§ **WRITTEN EXERCISE**
Below are some records. How many of their lines contain the string "name"? Give the number only.

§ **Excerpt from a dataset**
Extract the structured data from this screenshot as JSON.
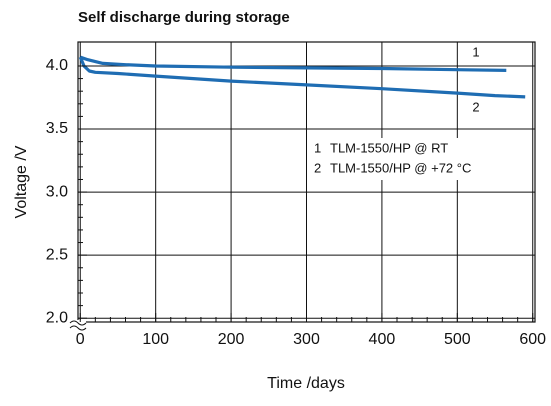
{
  "chart_data": {
    "type": "line",
    "title": "Self discharge during storage",
    "xlabel": "Time /days",
    "ylabel": "Voltage /V",
    "xlim": [
      -3,
      603
    ],
    "ylim": [
      1.97,
      4.19
    ],
    "xticks": [
      0,
      100,
      200,
      300,
      400,
      500,
      600
    ],
    "yticks": [
      {
        "value": 2,
        "label": "2.0"
      },
      2.5,
      {
        "value": 3,
        "label": "3.0"
      },
      3.5,
      {
        "value": 4,
        "label": "4.0"
      }
    ],
    "grid": true,
    "legend": "upper right",
    "series": [
      {
        "name": "TLM-1550/HP @ RT",
        "label": "1",
        "color": "#1f6db3",
        "x": [
          0,
          10,
          30,
          60,
          100,
          200,
          300,
          400,
          500,
          565
        ],
        "values": [
          4.07,
          4.05,
          4.02,
          4.01,
          4.0,
          3.99,
          3.985,
          3.98,
          3.97,
          3.965
        ]
      },
      {
        "name": "TLM-1550/HP @ +72 °C",
        "label": "2",
        "color": "#1f6db3",
        "x": [
          0,
          5,
          12,
          20,
          50,
          100,
          200,
          300,
          400,
          500,
          550,
          590
        ],
        "values": [
          4.07,
          4.0,
          3.96,
          3.95,
          3.94,
          3.92,
          3.88,
          3.85,
          3.82,
          3.785,
          3.765,
          3.755
        ]
      }
    ]
  }
}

§ **SOLUTION TO THE EXERCISE**
2